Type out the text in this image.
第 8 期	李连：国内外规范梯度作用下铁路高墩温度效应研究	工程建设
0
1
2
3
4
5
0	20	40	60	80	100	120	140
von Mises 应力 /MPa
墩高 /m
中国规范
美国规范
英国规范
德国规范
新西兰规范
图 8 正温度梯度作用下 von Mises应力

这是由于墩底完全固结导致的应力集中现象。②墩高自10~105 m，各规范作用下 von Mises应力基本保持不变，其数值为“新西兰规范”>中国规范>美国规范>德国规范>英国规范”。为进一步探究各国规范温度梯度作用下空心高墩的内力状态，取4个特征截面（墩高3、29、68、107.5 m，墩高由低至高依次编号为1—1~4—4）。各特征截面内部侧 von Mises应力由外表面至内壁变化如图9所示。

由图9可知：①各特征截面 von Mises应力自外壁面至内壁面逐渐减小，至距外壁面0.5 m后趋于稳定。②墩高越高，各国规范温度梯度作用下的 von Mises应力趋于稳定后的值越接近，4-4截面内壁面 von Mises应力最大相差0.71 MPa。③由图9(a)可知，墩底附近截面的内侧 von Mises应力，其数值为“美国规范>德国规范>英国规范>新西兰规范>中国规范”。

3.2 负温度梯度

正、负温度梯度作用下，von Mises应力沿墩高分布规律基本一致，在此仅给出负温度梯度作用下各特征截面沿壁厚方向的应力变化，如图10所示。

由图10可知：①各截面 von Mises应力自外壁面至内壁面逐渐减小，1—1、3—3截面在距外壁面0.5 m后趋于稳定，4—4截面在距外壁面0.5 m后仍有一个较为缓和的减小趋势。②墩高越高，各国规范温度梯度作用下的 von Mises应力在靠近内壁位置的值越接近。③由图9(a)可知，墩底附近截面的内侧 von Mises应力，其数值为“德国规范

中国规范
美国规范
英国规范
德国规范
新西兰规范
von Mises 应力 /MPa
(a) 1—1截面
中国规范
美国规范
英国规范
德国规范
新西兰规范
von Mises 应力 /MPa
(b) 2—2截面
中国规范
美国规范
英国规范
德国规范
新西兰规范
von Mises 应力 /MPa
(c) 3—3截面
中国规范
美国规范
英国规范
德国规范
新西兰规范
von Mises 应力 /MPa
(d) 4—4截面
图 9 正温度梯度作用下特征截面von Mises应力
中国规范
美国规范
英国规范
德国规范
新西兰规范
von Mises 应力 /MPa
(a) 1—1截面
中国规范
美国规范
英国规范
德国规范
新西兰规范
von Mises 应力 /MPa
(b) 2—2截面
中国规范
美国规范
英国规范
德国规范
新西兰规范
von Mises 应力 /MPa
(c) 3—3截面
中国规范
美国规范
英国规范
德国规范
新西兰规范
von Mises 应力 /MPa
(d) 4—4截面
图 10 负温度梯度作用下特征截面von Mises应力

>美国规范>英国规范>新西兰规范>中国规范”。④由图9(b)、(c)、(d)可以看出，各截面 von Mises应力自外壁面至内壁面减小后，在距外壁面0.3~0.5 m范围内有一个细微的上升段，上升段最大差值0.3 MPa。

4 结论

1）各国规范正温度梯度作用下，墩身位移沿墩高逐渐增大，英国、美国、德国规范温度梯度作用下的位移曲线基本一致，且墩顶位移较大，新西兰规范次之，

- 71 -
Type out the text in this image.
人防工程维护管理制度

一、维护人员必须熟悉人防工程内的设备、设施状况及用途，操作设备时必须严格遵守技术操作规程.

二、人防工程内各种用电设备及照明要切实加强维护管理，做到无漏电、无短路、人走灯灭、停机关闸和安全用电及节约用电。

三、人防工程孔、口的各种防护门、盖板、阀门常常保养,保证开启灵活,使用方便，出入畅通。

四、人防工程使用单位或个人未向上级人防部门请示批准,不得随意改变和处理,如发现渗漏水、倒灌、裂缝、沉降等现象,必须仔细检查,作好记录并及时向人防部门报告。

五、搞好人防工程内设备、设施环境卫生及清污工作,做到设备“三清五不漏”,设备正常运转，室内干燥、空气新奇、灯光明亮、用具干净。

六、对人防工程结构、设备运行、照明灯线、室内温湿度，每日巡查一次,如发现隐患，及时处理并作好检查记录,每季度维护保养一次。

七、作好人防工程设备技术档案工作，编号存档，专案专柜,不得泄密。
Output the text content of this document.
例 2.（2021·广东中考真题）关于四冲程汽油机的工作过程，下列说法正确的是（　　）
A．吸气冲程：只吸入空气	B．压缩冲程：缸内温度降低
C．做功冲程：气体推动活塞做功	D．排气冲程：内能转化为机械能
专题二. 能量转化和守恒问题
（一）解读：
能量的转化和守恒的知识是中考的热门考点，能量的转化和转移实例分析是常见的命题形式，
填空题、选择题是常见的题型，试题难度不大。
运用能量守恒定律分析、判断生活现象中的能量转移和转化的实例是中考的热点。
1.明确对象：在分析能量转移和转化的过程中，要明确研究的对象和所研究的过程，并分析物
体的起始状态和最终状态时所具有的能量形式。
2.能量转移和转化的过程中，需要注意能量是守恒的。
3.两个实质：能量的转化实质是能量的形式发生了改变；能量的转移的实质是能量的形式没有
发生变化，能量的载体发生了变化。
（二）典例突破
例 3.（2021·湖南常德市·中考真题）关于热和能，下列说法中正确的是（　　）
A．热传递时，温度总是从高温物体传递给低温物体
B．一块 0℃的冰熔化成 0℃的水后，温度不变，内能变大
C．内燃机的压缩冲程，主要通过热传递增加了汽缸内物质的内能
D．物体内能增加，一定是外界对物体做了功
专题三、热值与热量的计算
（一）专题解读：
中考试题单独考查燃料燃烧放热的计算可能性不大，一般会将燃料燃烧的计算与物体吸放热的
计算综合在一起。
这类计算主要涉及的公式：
▬▬▬
[Task goal] Write out the records shown above, exactly as they appear.

[Worked answer]
Type out the text in this image.
第 8 期	李连：国内外规范梯度作用下铁路高墩温度效应研究	工程建设
0
1
2
3
4
5
0	20	40	60	80	100	120	140
von Mises 应力 /MPa
墩高 /m
中国规范
美国规范
英国规范
德国规范
新西兰规范
图 8 正温度梯度作用下 von Mises应力

这是由于墩底完全固结导致的应力集中现象。②墩高自10~105 m，各规范作用下 von Mises应力基本保持不变，其数值为“新西兰规范”>中国规范>美国规范>德国规范>英国规范”。为进一步探究各国规范温度梯度作用下空心高墩的内力状态，取4个特征截面（墩高3、29、68、107.5 m，墩高由低至高依次编号为1—1~4—4）。各特征截面内部侧 von Mises应力由外表面至内壁变化如图9所示。

由图9可知：①各特征截面 von Mises应力自外壁面至内壁面逐渐减小，至距外壁面0.5 m后趋于稳定。②墩高越高，各国规范温度梯度作用下的 von Mises应力趋于稳定后的值越接近，4-4截面内壁面 von Mises应力最大相差0.71 MPa。③由图9(a)可知，墩底附近截面的内侧 von Mises应力，其数值为“美国规范>德国规范>英国规范>新西兰规范>中国规范”。

3.2 负温度梯度

正、负温度梯度作用下，von Mises应力沿墩高分布规律基本一致，在此仅给出负温度梯度作用下各特征截面沿壁厚方向的应力变化，如图10所示。

由图10可知：①各截面 von Mises应力自外壁面至内壁面逐渐减小，1—1、3—3截面在距外壁面0.5 m后趋于稳定，4—4截面在距外壁面0.5 m后仍有一个较为缓和的减小趋势。②墩高越高，各国规范温度梯度作用下的 von Mises应力在靠近内壁位置的值越接近。③由图9(a)可知，墩底附近截面的内侧 von Mises应力，其数值为“德国规范

中国规范
美国规范
英国规范
德国规范
新西兰规范
von Mises 应力 /MPa
(a) 1—1截面
中国规范
美国规范
英国规范
德国规范
新西兰规范
von Mises 应力 /MPa
(b) 2—2截面
中国规范
美国规范
英国规范
德国规范
新西兰规范
von Mises 应力 /MPa
(c) 3—3截面
中国规范
美国规范
英国规范
德国规范
新西兰规范
von Mises 应力 /MPa
(d) 4—4截面
图 9 正温度梯度作用下特征截面von Mises应力
中国规范
美国规范
英国规范
德国规范
新西兰规范
von Mises 应力 /MPa
(a) 1—1截面
中国规范
美国规范
英国规范
德国规范
新西兰规范
von Mises 应力 /MPa
(b) 2—2截面
中国规范
美国规范
英国规范
德国规范
新西兰规范
von Mises 应力 /MPa
(c) 3—3截面
中国规范
美国规范
英国规范
德国规范
新西兰规范
von Mises 应力 /MPa
(d) 4—4截面
图 10 负温度梯度作用下特征截面von Mises应力

>美国规范>英国规范>新西兰规范>中国规范”。④由图9(b)、(c)、(d)可以看出，各截面 von Mises应力自外壁面至内壁面减小后，在距外壁面0.3~0.5 m范围内有一个细微的上升段，上升段最大差值0.3 MPa。

4 结论

1）各国规范正温度梯度作用下，墩身位移沿墩高逐渐增大，英国、美国、德国规范温度梯度作用下的位移曲线基本一致，且墩顶位移较大，新西兰规范次之，

- 71 -
Type out the text in this image.
人防工程维护管理制度

一、维护人员必须熟悉人防工程内的设备、设施状况及用途，操作设备时必须严格遵守技术操作规程.

二、人防工程内各种用电设备及照明要切实加强维护管理，做到无漏电、无短路、人走灯灭、停机关闸和安全用电及节约用电。

三、人防工程孔、口的各种防护门、盖板、阀门常常保养,保证开启灵活,使用方便，出入畅通。

四、人防工程使用单位或个人未向上级人防部门请示批准,不得随意改变和处理,如发现渗漏水、倒灌、裂缝、沉降等现象,必须仔细检查,作好记录并及时向人防部门报告。

五、搞好人防工程内设备、设施环境卫生及清污工作,做到设备“三清五不漏”,设备正常运转，室内干燥、空气新奇、灯光明亮、用具干净。

六、对人防工程结构、设备运行、照明灯线、室内温湿度，每日巡查一次,如发现隐患，及时处理并作好检查记录,每季度维护保养一次。

七、作好人防工程设备技术档案工作，编号存档，专案专柜,不得泄密。
Output the text content of this document.
例 2.（2021·广东中考真题）关于四冲程汽油机的工作过程，下列说法正确的是（　　）
A．吸气冲程：只吸入空气	B．压缩冲程：缸内温度降低
C．做功冲程：气体推动活塞做功	D．排气冲程：内能转化为机械能
专题二. 能量转化和守恒问题
（一）解读：
能量的转化和守恒的知识是中考的热门考点，能量的转化和转移实例分析是常见的命题形式，
填空题、选择题是常见的题型，试题难度不大。
运用能量守恒定律分析、判断生活现象中的能量转移和转化的实例是中考的热点。
1.明确对象：在分析能量转移和转化的过程中，要明确研究的对象和所研究的过程，并分析物
体的起始状态和最终状态时所具有的能量形式。
2.能量转移和转化的过程中，需要注意能量是守恒的。
3.两个实质：能量的转化实质是能量的形式发生了改变；能量的转移的实质是能量的形式没有
发生变化，能量的载体发生了变化。
（二）典例突破
例 3.（2021·湖南常德市·中考真题）关于热和能，下列说法中正确的是（　　）
A．热传递时，温度总是从高温物体传递给低温物体
B．一块 0℃的冰熔化成 0℃的水后，温度不变，内能变大
C．内燃机的压缩冲程，主要通过热传递增加了汽缸内物质的内能
D．物体内能增加，一定是外界对物体做了功
专题三、热值与热量的计算
（一）专题解读：
中考试题单独考查燃料燃烧放热的计算可能性不大，一般会将燃料燃烧的计算与物体吸放热的
计算综合在一起。
这类计算主要涉及的公式：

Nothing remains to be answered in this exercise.